WORK INSTRUCTIONS — Check each line of the listing below for the string "Leoneans", and copy the ones that have it.
--- Begin ---
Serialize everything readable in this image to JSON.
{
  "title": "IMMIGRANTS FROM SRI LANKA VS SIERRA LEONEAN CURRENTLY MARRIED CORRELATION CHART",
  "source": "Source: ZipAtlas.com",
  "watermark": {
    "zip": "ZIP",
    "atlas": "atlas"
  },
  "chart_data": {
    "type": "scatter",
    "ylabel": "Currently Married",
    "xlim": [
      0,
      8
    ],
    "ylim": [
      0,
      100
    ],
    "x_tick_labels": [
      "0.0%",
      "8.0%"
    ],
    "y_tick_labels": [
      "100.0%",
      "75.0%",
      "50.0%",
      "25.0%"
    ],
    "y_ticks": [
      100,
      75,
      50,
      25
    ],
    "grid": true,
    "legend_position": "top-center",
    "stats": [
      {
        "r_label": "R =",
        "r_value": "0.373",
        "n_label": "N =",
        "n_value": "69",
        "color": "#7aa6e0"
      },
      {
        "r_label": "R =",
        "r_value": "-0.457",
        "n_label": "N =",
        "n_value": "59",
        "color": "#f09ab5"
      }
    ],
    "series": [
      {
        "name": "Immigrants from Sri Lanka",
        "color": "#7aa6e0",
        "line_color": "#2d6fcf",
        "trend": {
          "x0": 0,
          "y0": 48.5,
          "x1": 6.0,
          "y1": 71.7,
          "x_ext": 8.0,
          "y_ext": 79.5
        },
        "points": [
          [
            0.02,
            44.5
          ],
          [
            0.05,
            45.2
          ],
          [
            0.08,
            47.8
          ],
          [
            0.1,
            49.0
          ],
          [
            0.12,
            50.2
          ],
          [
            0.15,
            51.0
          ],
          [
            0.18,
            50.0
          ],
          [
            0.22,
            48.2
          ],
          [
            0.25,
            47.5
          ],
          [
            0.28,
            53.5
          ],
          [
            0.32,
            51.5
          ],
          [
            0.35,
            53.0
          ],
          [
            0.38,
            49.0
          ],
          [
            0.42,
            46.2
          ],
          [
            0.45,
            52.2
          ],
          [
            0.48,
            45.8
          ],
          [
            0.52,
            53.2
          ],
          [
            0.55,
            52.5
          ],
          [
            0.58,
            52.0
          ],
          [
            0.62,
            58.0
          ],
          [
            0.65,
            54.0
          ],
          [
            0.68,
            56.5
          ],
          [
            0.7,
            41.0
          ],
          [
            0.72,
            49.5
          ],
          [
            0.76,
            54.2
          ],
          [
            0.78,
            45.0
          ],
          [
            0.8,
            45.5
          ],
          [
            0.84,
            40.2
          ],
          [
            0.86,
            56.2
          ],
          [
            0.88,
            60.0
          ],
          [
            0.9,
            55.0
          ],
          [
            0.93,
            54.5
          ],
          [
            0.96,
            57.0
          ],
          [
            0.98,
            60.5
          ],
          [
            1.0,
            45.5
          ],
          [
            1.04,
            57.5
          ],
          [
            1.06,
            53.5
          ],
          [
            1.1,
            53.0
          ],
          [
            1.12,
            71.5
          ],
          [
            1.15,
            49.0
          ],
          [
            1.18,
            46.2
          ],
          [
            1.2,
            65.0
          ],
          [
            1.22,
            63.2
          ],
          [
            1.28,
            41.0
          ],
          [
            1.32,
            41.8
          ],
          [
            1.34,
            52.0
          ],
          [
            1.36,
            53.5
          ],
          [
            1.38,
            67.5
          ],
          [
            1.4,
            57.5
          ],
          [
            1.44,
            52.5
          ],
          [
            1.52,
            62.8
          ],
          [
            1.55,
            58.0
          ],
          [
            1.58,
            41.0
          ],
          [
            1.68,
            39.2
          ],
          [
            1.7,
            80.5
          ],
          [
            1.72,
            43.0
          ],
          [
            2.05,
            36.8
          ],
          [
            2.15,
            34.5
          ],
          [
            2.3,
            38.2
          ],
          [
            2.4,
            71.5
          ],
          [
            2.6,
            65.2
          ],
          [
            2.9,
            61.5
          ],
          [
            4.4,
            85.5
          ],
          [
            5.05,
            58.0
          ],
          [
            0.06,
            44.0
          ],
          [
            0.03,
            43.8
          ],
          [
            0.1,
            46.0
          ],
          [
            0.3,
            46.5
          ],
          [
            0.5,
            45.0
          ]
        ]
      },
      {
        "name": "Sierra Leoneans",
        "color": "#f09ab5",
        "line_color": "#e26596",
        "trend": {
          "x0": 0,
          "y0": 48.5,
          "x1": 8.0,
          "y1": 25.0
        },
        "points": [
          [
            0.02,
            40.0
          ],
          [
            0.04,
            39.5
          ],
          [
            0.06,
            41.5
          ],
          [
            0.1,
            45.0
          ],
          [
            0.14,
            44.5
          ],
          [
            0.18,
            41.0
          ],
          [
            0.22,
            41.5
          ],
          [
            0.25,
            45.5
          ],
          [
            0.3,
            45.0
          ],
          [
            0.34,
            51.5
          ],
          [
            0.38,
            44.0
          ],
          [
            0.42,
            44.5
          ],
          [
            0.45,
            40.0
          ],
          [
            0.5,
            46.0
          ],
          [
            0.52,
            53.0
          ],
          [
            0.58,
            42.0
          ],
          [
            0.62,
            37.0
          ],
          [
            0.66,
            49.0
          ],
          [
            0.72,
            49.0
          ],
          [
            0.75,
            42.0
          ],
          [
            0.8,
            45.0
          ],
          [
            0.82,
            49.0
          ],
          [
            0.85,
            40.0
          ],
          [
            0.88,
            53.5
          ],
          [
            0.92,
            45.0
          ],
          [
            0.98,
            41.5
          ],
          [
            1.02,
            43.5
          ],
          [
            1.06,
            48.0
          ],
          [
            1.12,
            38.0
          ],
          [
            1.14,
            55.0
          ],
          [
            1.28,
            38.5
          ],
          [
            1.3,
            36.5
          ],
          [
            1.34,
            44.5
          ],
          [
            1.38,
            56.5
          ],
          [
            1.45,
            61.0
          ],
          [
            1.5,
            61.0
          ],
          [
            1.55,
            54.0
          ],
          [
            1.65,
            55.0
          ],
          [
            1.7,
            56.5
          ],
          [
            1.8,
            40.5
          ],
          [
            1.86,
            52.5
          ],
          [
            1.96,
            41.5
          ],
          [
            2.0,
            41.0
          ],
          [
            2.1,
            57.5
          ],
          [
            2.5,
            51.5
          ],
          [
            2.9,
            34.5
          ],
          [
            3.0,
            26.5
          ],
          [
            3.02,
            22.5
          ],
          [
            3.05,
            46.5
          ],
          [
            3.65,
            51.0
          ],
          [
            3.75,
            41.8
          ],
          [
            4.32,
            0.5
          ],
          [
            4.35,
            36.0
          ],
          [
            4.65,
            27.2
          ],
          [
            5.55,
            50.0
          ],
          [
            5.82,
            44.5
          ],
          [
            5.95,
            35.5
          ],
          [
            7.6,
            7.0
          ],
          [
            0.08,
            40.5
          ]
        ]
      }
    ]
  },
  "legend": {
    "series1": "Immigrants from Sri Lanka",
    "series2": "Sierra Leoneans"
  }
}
--- End ---
ANSWER TO THIS EXERCISE —
        "name": "Sierra Leoneans",
    "series2": "Sierra Leoneans"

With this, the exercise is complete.